THE TASK: Restate the data word for word and leave the images out.

___ EXTRACTED DATA

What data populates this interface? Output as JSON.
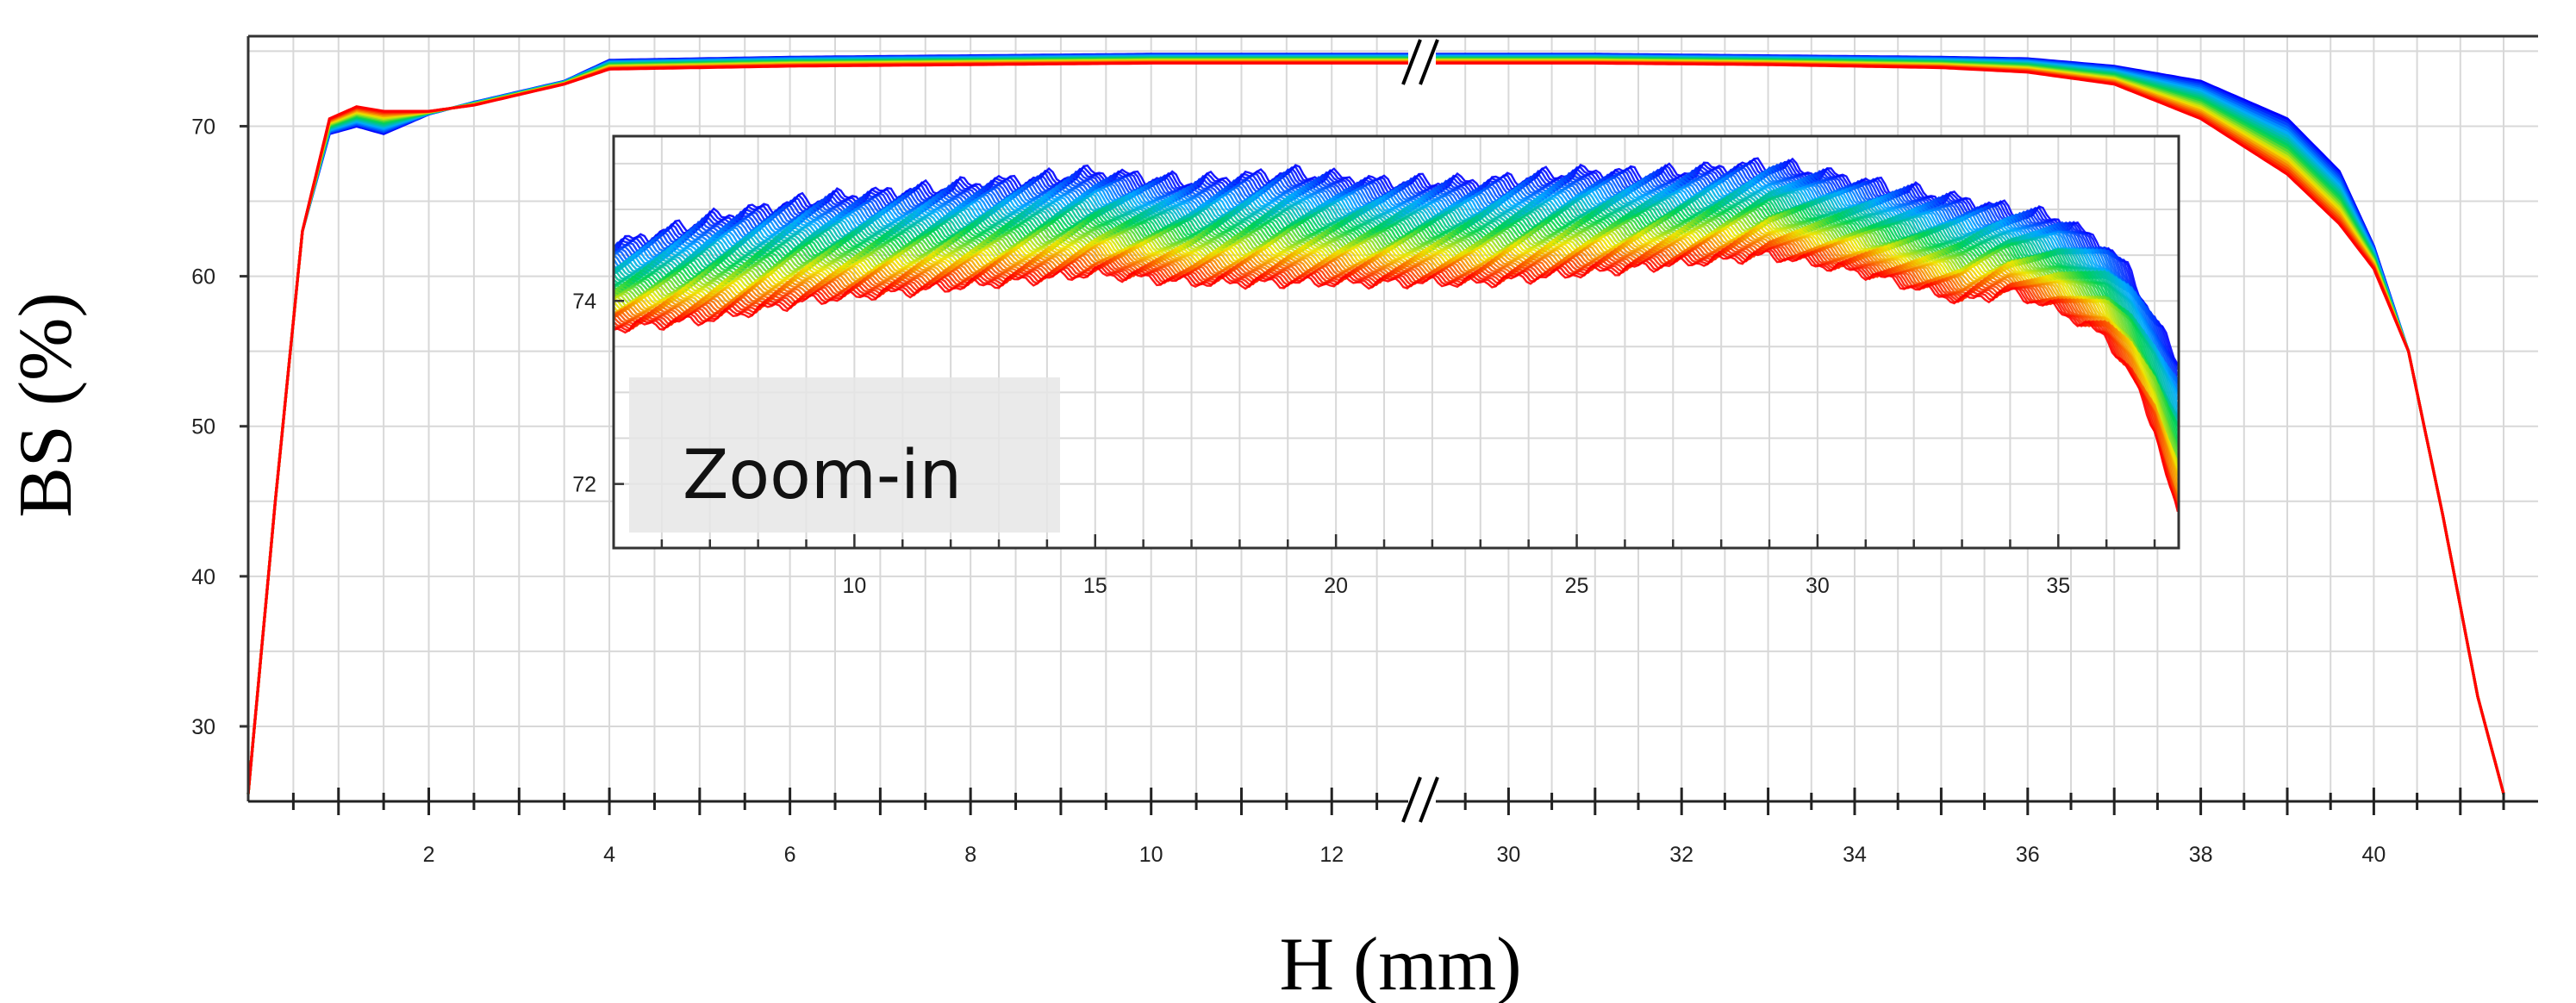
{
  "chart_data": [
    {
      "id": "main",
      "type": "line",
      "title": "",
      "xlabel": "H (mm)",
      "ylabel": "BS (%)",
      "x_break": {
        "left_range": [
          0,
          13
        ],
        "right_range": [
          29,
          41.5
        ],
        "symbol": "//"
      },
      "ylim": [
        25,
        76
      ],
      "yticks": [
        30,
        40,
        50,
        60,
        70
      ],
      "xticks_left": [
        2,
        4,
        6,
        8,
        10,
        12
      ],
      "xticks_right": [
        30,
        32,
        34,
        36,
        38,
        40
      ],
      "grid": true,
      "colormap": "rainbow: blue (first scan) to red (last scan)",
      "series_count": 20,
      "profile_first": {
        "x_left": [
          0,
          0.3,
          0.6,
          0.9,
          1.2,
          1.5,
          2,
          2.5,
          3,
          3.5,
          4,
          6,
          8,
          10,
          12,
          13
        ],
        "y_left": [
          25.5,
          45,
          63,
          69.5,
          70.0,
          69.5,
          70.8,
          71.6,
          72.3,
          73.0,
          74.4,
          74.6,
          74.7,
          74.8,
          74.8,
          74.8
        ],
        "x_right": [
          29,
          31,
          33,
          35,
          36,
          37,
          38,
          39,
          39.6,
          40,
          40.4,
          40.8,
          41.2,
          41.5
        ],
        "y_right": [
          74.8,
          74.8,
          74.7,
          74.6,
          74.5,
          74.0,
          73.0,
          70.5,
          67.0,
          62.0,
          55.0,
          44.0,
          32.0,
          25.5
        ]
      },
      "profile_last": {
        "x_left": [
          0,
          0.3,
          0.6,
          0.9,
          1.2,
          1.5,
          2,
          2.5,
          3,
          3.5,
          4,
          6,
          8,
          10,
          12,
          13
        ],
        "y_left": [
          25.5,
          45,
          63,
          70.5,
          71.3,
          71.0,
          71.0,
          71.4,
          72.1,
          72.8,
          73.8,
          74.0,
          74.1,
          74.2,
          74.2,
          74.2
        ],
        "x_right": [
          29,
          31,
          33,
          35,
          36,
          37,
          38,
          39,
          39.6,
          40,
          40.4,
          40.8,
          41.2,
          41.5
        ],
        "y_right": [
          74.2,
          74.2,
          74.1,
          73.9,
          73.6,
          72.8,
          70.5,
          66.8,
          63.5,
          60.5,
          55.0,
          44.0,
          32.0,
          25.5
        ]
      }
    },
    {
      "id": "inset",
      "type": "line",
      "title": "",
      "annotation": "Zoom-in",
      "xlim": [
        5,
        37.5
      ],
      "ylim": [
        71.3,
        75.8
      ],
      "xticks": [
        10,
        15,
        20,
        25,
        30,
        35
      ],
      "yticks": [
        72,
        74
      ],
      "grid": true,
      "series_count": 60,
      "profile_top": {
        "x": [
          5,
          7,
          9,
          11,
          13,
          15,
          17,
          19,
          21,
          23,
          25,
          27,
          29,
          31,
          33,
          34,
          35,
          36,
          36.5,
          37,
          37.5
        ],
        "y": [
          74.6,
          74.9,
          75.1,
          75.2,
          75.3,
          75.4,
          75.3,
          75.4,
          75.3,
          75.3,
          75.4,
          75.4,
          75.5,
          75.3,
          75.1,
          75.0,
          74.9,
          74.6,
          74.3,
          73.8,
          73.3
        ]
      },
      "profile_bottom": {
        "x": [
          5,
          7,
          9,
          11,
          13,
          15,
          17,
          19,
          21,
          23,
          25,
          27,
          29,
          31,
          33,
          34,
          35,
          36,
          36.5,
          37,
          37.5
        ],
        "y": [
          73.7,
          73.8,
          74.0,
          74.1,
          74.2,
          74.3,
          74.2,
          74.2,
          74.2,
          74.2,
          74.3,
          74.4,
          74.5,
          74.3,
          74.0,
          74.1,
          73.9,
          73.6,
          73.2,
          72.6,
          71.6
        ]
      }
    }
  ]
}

______

RESPONSE:
What data populates this interface? Output as JSON.
{
  "chart_data": [
    {
      "id": "main",
      "type": "line",
      "title": "",
      "xlabel": "H (mm)",
      "ylabel": "BS (%)",
      "x_break": {
        "left_range": [
          0,
          13
        ],
        "right_range": [
          29,
          41.5
        ],
        "symbol": "//"
      },
      "ylim": [
        25,
        76
      ],
      "yticks": [
        30,
        40,
        50,
        60,
        70
      ],
      "xticks_left": [
        2,
        4,
        6,
        8,
        10,
        12
      ],
      "xticks_right": [
        30,
        32,
        34,
        36,
        38,
        40
      ],
      "grid": true,
      "colormap": "rainbow: blue (first scan) to red (last scan)",
      "series_count": 20,
      "profile_first": {
        "x_left": [
          0,
          0.3,
          0.6,
          0.9,
          1.2,
          1.5,
          2,
          2.5,
          3,
          3.5,
          4,
          6,
          8,
          10,
          12,
          13
        ],
        "y_left": [
          25.5,
          45,
          63,
          69.5,
          70.0,
          69.5,
          70.8,
          71.6,
          72.3,
          73.0,
          74.4,
          74.6,
          74.7,
          74.8,
          74.8,
          74.8
        ],
        "x_right": [
          29,
          31,
          33,
          35,
          36,
          37,
          38,
          39,
          39.6,
          40,
          40.4,
          40.8,
          41.2,
          41.5
        ],
        "y_right": [
          74.8,
          74.8,
          74.7,
          74.6,
          74.5,
          74.0,
          73.0,
          70.5,
          67.0,
          62.0,
          55.0,
          44.0,
          32.0,
          25.5
        ]
      },
      "profile_last": {
        "x_left": [
          0,
          0.3,
          0.6,
          0.9,
          1.2,
          1.5,
          2,
          2.5,
          3,
          3.5,
          4,
          6,
          8,
          10,
          12,
          13
        ],
        "y_left": [
          25.5,
          45,
          63,
          70.5,
          71.3,
          71.0,
          71.0,
          71.4,
          72.1,
          72.8,
          73.8,
          74.0,
          74.1,
          74.2,
          74.2,
          74.2
        ],
        "x_right": [
          29,
          31,
          33,
          35,
          36,
          37,
          38,
          39,
          39.6,
          40,
          40.4,
          40.8,
          41.2,
          41.5
        ],
        "y_right": [
          74.2,
          74.2,
          74.1,
          73.9,
          73.6,
          72.8,
          70.5,
          66.8,
          63.5,
          60.5,
          55.0,
          44.0,
          32.0,
          25.5
        ]
      }
    },
    {
      "id": "inset",
      "type": "line",
      "title": "",
      "annotation": "Zoom-in",
      "xlim": [
        5,
        37.5
      ],
      "ylim": [
        71.3,
        75.8
      ],
      "xticks": [
        10,
        15,
        20,
        25,
        30,
        35
      ],
      "yticks": [
        72,
        74
      ],
      "grid": true,
      "series_count": 60,
      "profile_top": {
        "x": [
          5,
          7,
          9,
          11,
          13,
          15,
          17,
          19,
          21,
          23,
          25,
          27,
          29,
          31,
          33,
          34,
          35,
          36,
          36.5,
          37,
          37.5
        ],
        "y": [
          74.6,
          74.9,
          75.1,
          75.2,
          75.3,
          75.4,
          75.3,
          75.4,
          75.3,
          75.3,
          75.4,
          75.4,
          75.5,
          75.3,
          75.1,
          75.0,
          74.9,
          74.6,
          74.3,
          73.8,
          73.3
        ]
      },
      "profile_bottom": {
        "x": [
          5,
          7,
          9,
          11,
          13,
          15,
          17,
          19,
          21,
          23,
          25,
          27,
          29,
          31,
          33,
          34,
          35,
          36,
          36.5,
          37,
          37.5
        ],
        "y": [
          73.7,
          73.8,
          74.0,
          74.1,
          74.2,
          74.3,
          74.2,
          74.2,
          74.2,
          74.2,
          74.3,
          74.4,
          74.5,
          74.3,
          74.0,
          74.1,
          73.9,
          73.6,
          73.2,
          72.6,
          71.6
        ]
      }
    }
  ]
}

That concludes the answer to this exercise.